■ The request ■
Copy out each line of the listing that has the word "Spade" in it.

====== Given information ======

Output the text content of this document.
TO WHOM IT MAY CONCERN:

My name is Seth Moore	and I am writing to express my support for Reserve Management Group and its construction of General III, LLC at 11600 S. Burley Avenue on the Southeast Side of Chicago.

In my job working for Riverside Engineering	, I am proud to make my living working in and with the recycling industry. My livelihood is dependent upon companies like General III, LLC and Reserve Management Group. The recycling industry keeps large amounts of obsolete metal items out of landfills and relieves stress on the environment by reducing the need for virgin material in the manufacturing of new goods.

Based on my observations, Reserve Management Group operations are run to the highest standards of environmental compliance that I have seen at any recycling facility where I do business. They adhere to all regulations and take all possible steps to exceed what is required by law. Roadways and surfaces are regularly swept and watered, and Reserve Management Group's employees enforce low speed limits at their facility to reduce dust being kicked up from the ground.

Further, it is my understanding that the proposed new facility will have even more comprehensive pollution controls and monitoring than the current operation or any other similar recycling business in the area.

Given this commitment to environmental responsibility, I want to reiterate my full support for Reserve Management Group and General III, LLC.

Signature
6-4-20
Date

======
====== Given information ======

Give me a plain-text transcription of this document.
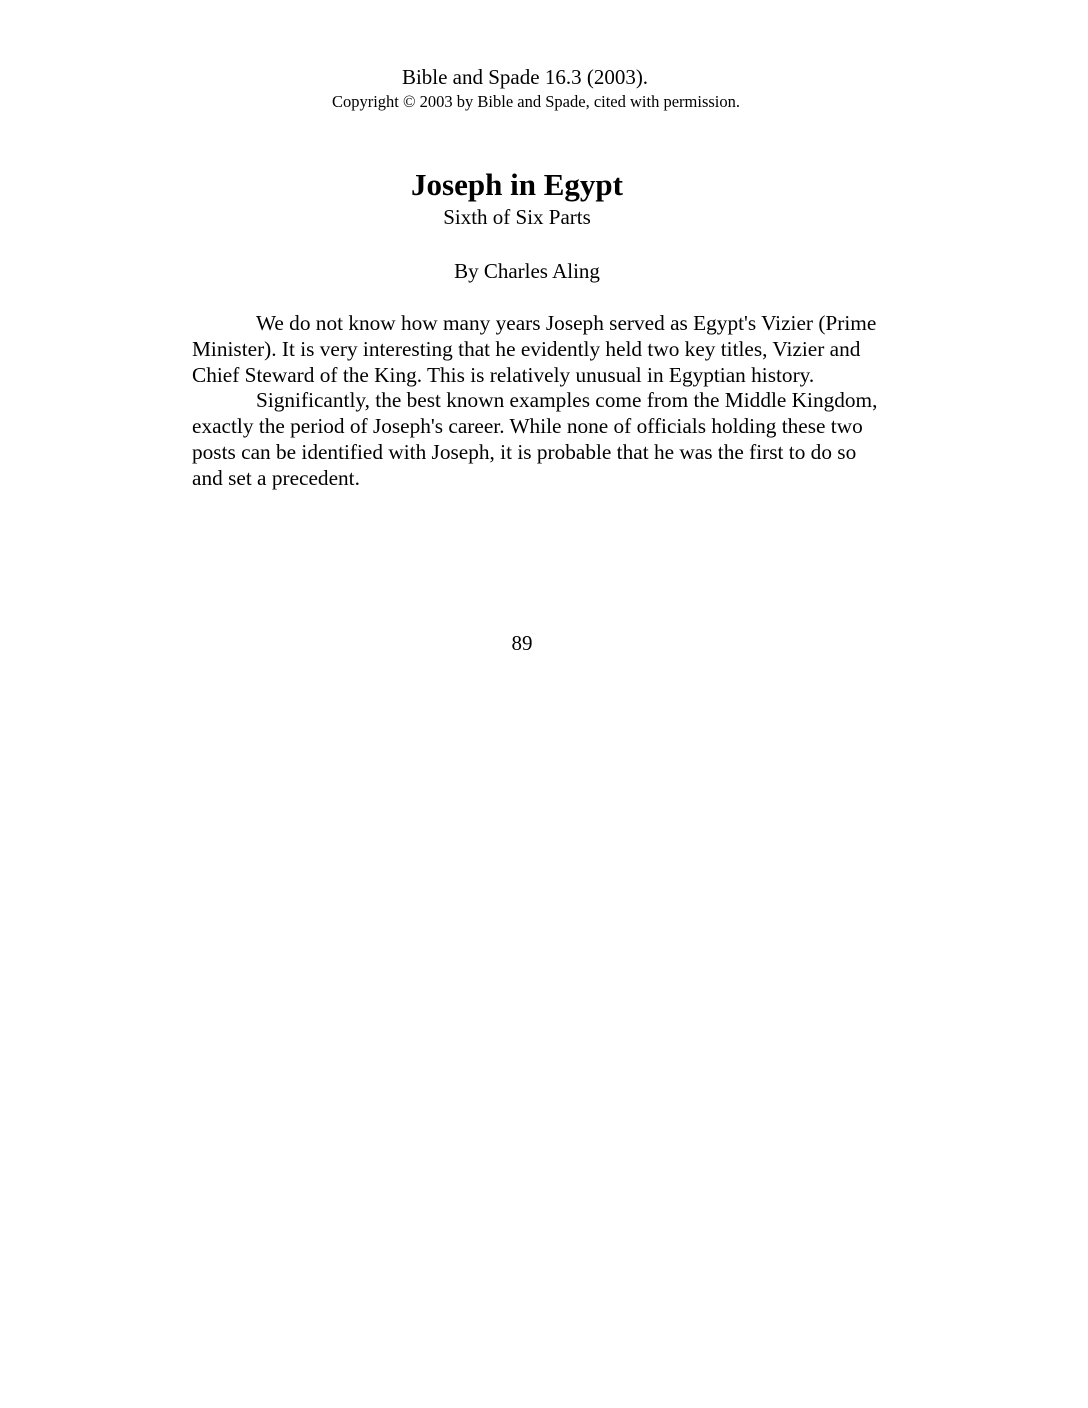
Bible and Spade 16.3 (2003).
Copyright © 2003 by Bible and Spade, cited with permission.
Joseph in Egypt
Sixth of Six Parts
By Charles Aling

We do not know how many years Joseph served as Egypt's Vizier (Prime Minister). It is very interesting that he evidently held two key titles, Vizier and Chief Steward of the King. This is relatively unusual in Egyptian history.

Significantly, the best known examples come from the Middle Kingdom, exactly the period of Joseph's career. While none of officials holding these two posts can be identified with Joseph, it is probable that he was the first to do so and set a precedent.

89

======

■ Result of this exercise ■
Bible and Spade 16.3 (2003).
Copyright © 2003 by Bible and Spade, cited with permission.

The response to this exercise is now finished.